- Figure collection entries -
-=-=-=-=-
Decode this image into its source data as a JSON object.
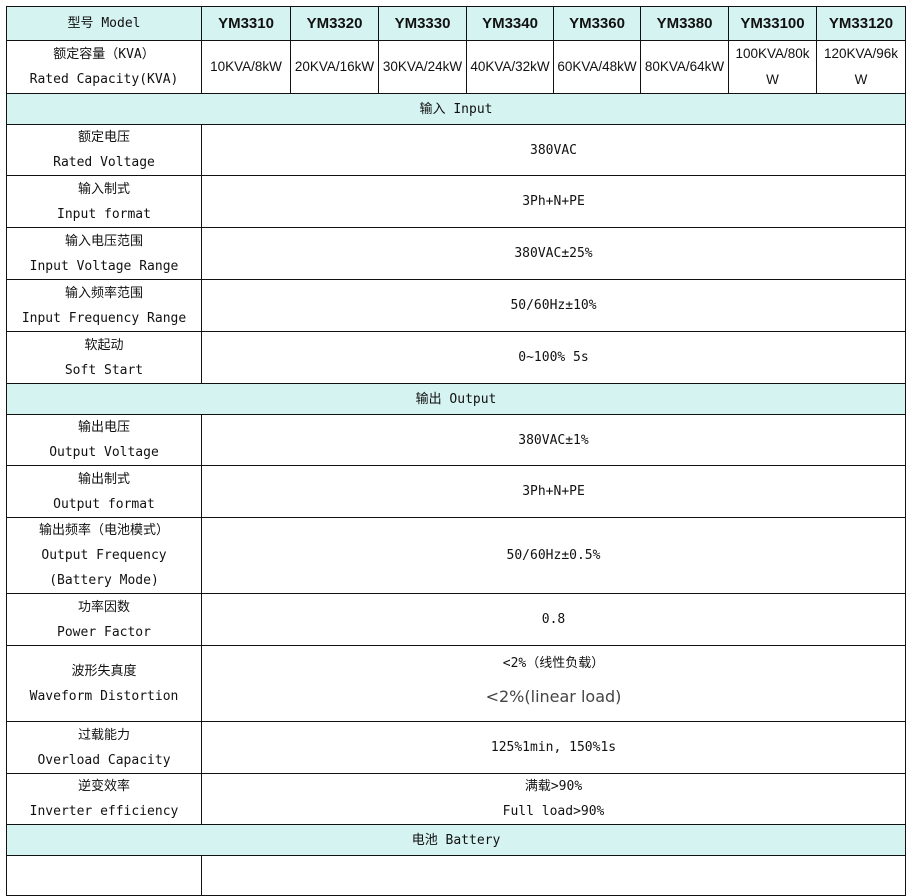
{
  "header": {
    "label": "型号 Model",
    "models": [
      "YM3310",
      "YM3320",
      "YM3330",
      "YM3340",
      "YM3360",
      "YM3380",
      "YM33100",
      "YM33120"
    ]
  },
  "capacity": {
    "label_cn": "额定容量（KVA）",
    "label_en": "Rated Capacity(KVA)",
    "values": [
      "10KVA/8kW",
      "20KVA/16kW",
      "30KVA/24kW",
      "40KVA/32kW",
      "60KVA/48kW",
      "80KVA/64kW",
      "100KVA/80kW",
      "120KVA/96kW"
    ]
  },
  "sections": {
    "input": "输入 Input",
    "output": "输出 Output",
    "battery": "电池 Battery"
  },
  "input_rows": [
    {
      "cn": "额定电压",
      "en": "Rated Voltage",
      "value": "380VAC"
    },
    {
      "cn": "输入制式",
      "en": "Input format",
      "value": "3Ph+N+PE"
    },
    {
      "cn": "输入电压范围",
      "en": "Input Voltage Range",
      "value": "380VAC±25%"
    },
    {
      "cn": "输入频率范围",
      "en": "Input Frequency Range",
      "value": "50/60Hz±10%"
    },
    {
      "cn": "软起动",
      "en": "Soft Start",
      "value": "0~100% 5s"
    }
  ],
  "output_rows": {
    "voltage": {
      "cn": "输出电压",
      "en": "Output Voltage",
      "value": "380VAC±1%"
    },
    "format": {
      "cn": "输出制式",
      "en": "Output format",
      "value": "3Ph+N+PE"
    },
    "frequency": {
      "cn": "输出频率（电池模式）",
      "en": "Output Frequency",
      "en2": "(Battery Mode)",
      "value": "50/60Hz±0.5%"
    },
    "pf": {
      "cn": "功率因数",
      "en": "Power Factor",
      "value": "0.8"
    },
    "thd": {
      "cn": "波形失真度",
      "en": "Waveform Distortion",
      "value_cn": "<2%（线性负载）",
      "value_en": "<2%(linear load)"
    },
    "overload": {
      "cn": "过载能力",
      "en": "Overload Capacity",
      "value": "125%1min, 150%1s"
    },
    "efficiency": {
      "cn": "逆变效率",
      "en": "Inverter efficiency",
      "value_cn": "满载>90%",
      "value_en": "Full load>90%"
    }
  },
  "colors": {
    "header_bg": "#d4f3f1",
    "border": "#111111"
  }
}
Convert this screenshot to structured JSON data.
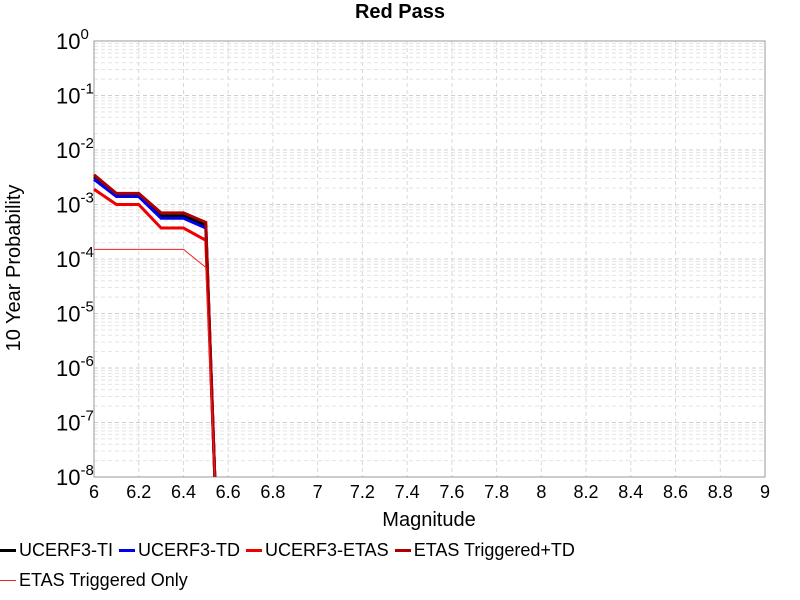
{
  "chart_data": {
    "type": "line",
    "title": "Red Pass",
    "xlabel": "Magnitude",
    "ylabel": "10 Year Probability",
    "xlim": [
      6,
      9
    ],
    "ylim": [
      1e-08,
      1
    ],
    "yscale": "log",
    "grid": true,
    "legend_placement": "bottom",
    "x_ticks": [
      "6",
      "6.2",
      "6.4",
      "6.6",
      "6.8",
      "7",
      "7.2",
      "7.4",
      "7.6",
      "7.8",
      "8",
      "8.2",
      "8.4",
      "8.6",
      "8.8",
      "9"
    ],
    "y_tick_exponents": [
      "0",
      "-1",
      "-2",
      "-3",
      "-4",
      "-5",
      "-6",
      "-7",
      "-8"
    ],
    "y_tick_base": "10",
    "series": [
      {
        "name": "UCERF3-TI",
        "color": "#000000",
        "x": [
          6.0,
          6.1,
          6.2,
          6.3,
          6.4,
          6.5,
          6.54
        ],
        "y": [
          0.0032,
          0.0015,
          0.0015,
          0.00062,
          0.00062,
          0.00042,
          1e-08
        ]
      },
      {
        "name": "UCERF3-TD",
        "color": "#0000ee",
        "x": [
          6.0,
          6.1,
          6.2,
          6.3,
          6.4,
          6.5,
          6.54
        ],
        "y": [
          0.0029,
          0.0014,
          0.0014,
          0.00056,
          0.00056,
          0.00037,
          1e-08
        ]
      },
      {
        "name": "UCERF3-ETAS",
        "color": "#ee0000",
        "x": [
          6.0,
          6.1,
          6.2,
          6.3,
          6.4,
          6.5,
          6.54
        ],
        "y": [
          0.0019,
          0.001,
          0.001,
          0.00037,
          0.00037,
          0.00022,
          1e-08
        ]
      },
      {
        "name": "ETAS Triggered+TD",
        "color": "#aa0000",
        "x": [
          6.0,
          6.1,
          6.2,
          6.3,
          6.4,
          6.5,
          6.54
        ],
        "y": [
          0.0035,
          0.0016,
          0.0016,
          0.0007,
          0.0007,
          0.00047,
          1e-08
        ]
      },
      {
        "name": "ETAS Triggered Only",
        "color": "#ee2222",
        "x": [
          6.0,
          6.1,
          6.2,
          6.3,
          6.4,
          6.5,
          6.54
        ],
        "y": [
          0.00015,
          0.00015,
          0.00015,
          0.00015,
          0.00015,
          7e-05,
          1e-08
        ]
      }
    ]
  }
}
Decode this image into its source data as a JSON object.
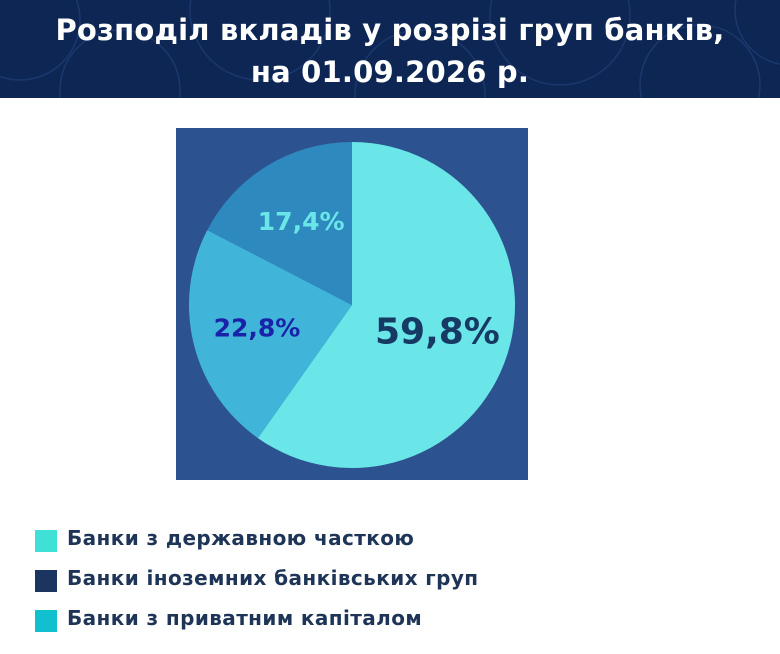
{
  "header": {
    "title_line1": "Розподіл вкладів у розрізі груп банків,",
    "title_line2": "на 01.09.2026 р."
  },
  "chart_data": {
    "type": "pie",
    "categories": [
      "Банки з державною часткою",
      "Банки з приватним капіталом",
      "Банки іноземних банківських груп"
    ],
    "values": [
      59.8,
      22.8,
      17.4
    ],
    "labels": [
      "59,8%",
      "22,8%",
      "17,4%"
    ],
    "colors": [
      "#6ae6e9",
      "#41b5d9",
      "#2e89be"
    ],
    "label_colors": [
      "#163a63",
      "#1a23a8",
      "#6ae6e9"
    ],
    "start_angle_deg": 0,
    "direction": "clockwise",
    "background": "#2c538f",
    "legend": {
      "placement": "bottom-left",
      "items": [
        {
          "label": "Банки з державною часткою",
          "color": "#3fe0d5"
        },
        {
          "label": "Банки іноземних банківських груп",
          "color": "#1c3560"
        },
        {
          "label": "Банки з приватним капіталом",
          "color": "#11c0cf"
        }
      ]
    }
  }
}
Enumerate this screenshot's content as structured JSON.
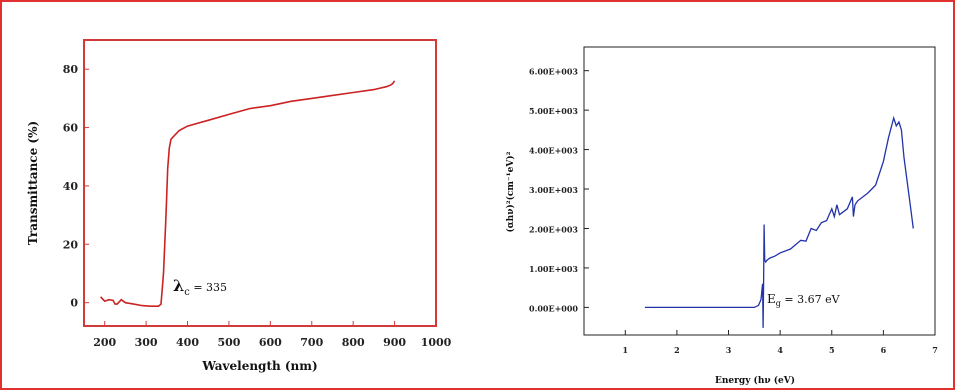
-=-=-=-=-
- SHORT PROBLEM -
Check each line above for the string "this" and show the ones that have it.

- WRITTEN RESPONSE -
Decode this image into its source data as a JSON object.
Convert this screenshot to structured JSON data.
Decode this image into its source data as a JSON object.
Enumerate this screenshot's content as structured JSON.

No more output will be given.